(TASK TO CARRY OUT):
Select every line containing the word "level" from the material, and copy those lines.

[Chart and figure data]
◆ ◆ ◆ ◆ ◆
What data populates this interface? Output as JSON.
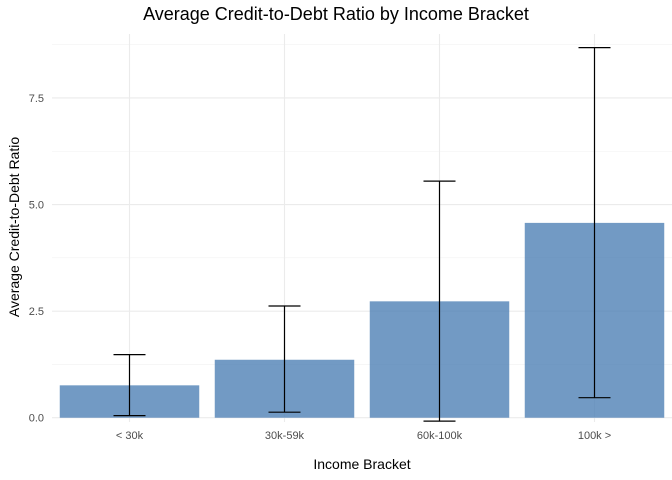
{
  "chart_data": {
    "type": "bar",
    "title": "Average Credit-to-Debt Ratio by Income Bracket",
    "xlabel": "Income Bracket",
    "ylabel": "Average Credit-to-Debt Ratio",
    "categories": [
      "< 30k",
      "30k-59k",
      "60k-100k",
      "100k >"
    ],
    "values": [
      0.76,
      1.36,
      2.73,
      4.57
    ],
    "error_bars": [
      {
        "low": 0.05,
        "high": 1.48
      },
      {
        "low": 0.13,
        "high": 2.62
      },
      {
        "low": -0.08,
        "high": 5.55
      },
      {
        "low": 0.47,
        "high": 8.68
      }
    ],
    "ylim": [
      -0.1,
      9.0
    ],
    "yticks": [
      0.0,
      2.5,
      5.0,
      7.5
    ],
    "ytick_labels": [
      "0.0",
      "2.5",
      "5.0",
      "7.5"
    ],
    "grid": true,
    "legend": "none",
    "bar_color": "#4A7EB4"
  }
}
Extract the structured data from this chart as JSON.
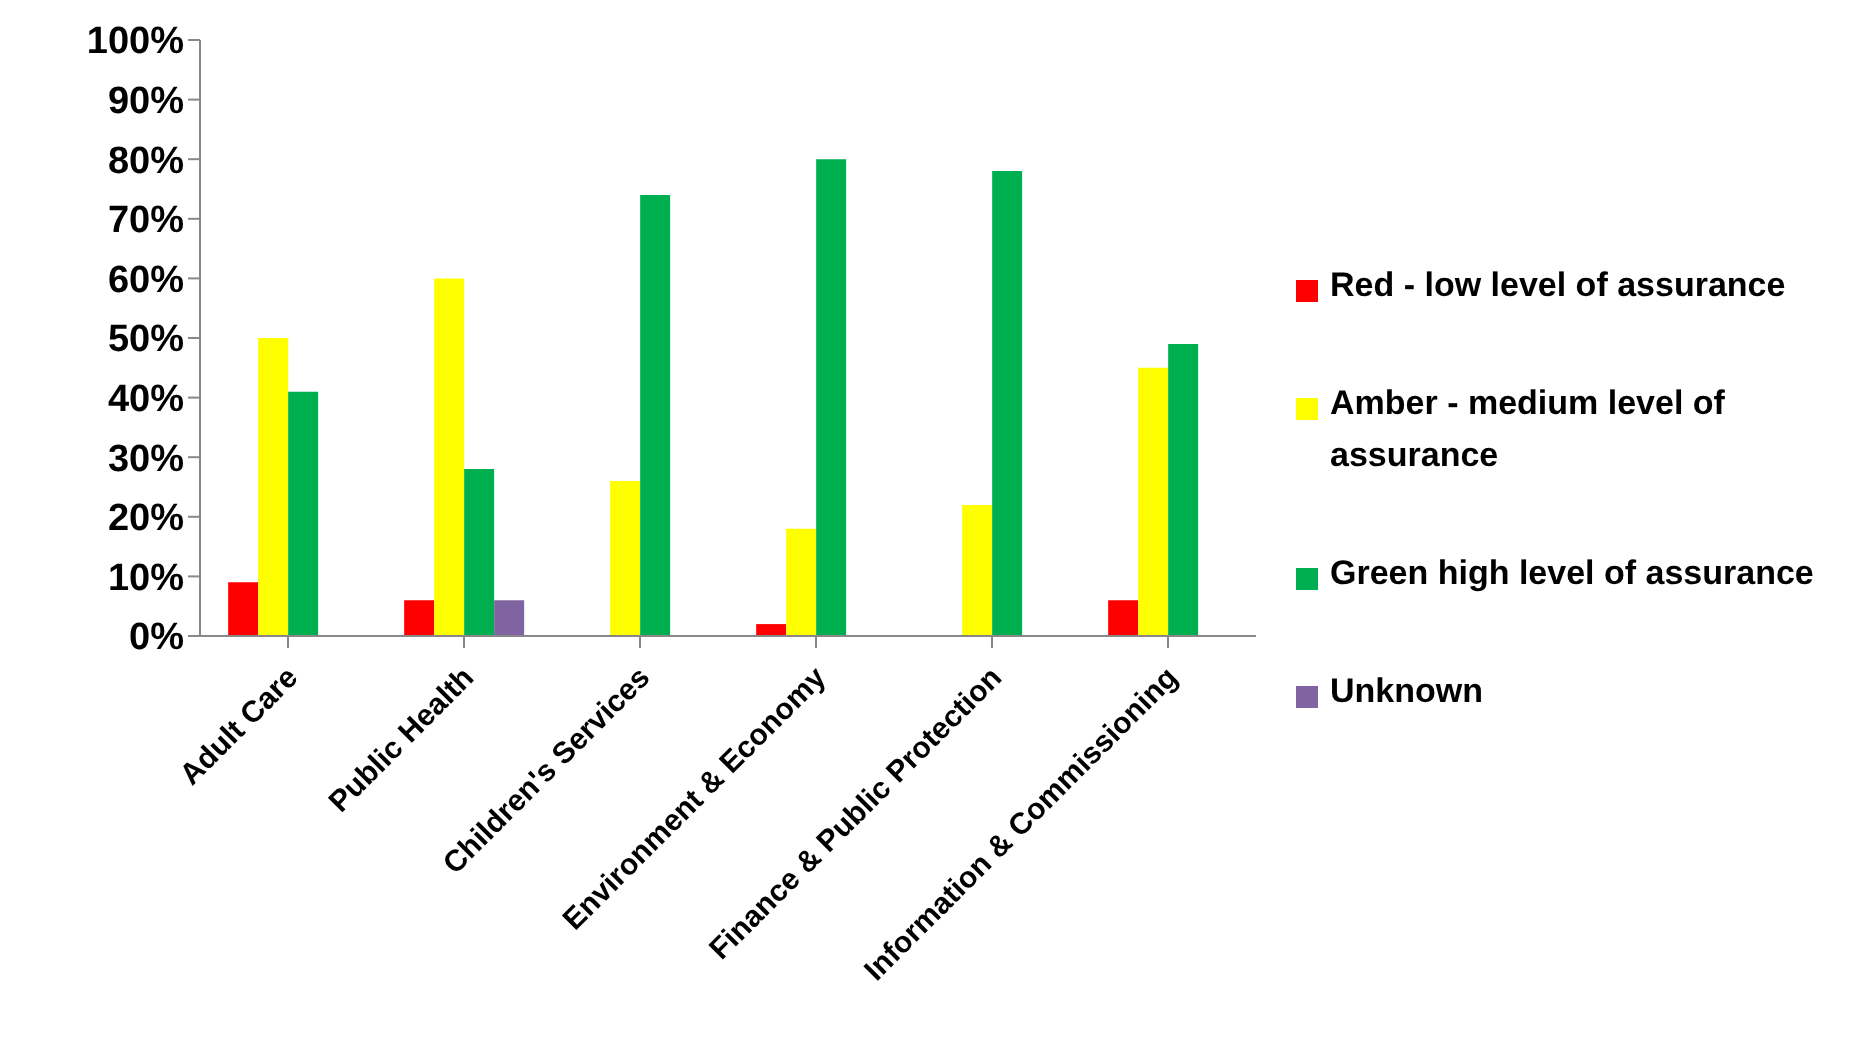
{
  "chart_data": {
    "type": "bar",
    "categories": [
      "Adult Care",
      "Public Health",
      "Children's Services",
      "Environment & Economy",
      "Finance & Public Protection",
      "Information & Commissioning"
    ],
    "series": [
      {
        "name": "Red - low level of assurance",
        "color": "#ff0000",
        "values": [
          9,
          6,
          0,
          2,
          0,
          6
        ]
      },
      {
        "name": "Amber - medium level of assurance",
        "color": "#ffff00",
        "values": [
          50,
          60,
          26,
          18,
          22,
          45
        ]
      },
      {
        "name": "Green high level of assurance",
        "color": "#00b050",
        "values": [
          41,
          28,
          74,
          80,
          78,
          49
        ]
      },
      {
        "name": "Unknown",
        "color": "#8064a2",
        "values": [
          0,
          6,
          0,
          0,
          0,
          0
        ]
      }
    ],
    "ylim": [
      0,
      100
    ],
    "yticks": [
      {
        "value": 0,
        "label": "0%"
      },
      {
        "value": 10,
        "label": "10%"
      },
      {
        "value": 20,
        "label": "20%"
      },
      {
        "value": 30,
        "label": "30%"
      },
      {
        "value": 40,
        "label": "40%"
      },
      {
        "value": 50,
        "label": "50%"
      },
      {
        "value": 60,
        "label": "60%"
      },
      {
        "value": 70,
        "label": "70%"
      },
      {
        "value": 80,
        "label": "80%"
      },
      {
        "value": 90,
        "label": "90%"
      },
      {
        "value": 100,
        "label": "100%"
      }
    ],
    "grid": false,
    "legend": "right"
  }
}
◆ ◆ ◆ ◆ ◆
(THE RESULT):
        "name": "Red - low level of assurance",
        "name": "Amber - medium level of assurance",
        "name": "Green high level of assurance",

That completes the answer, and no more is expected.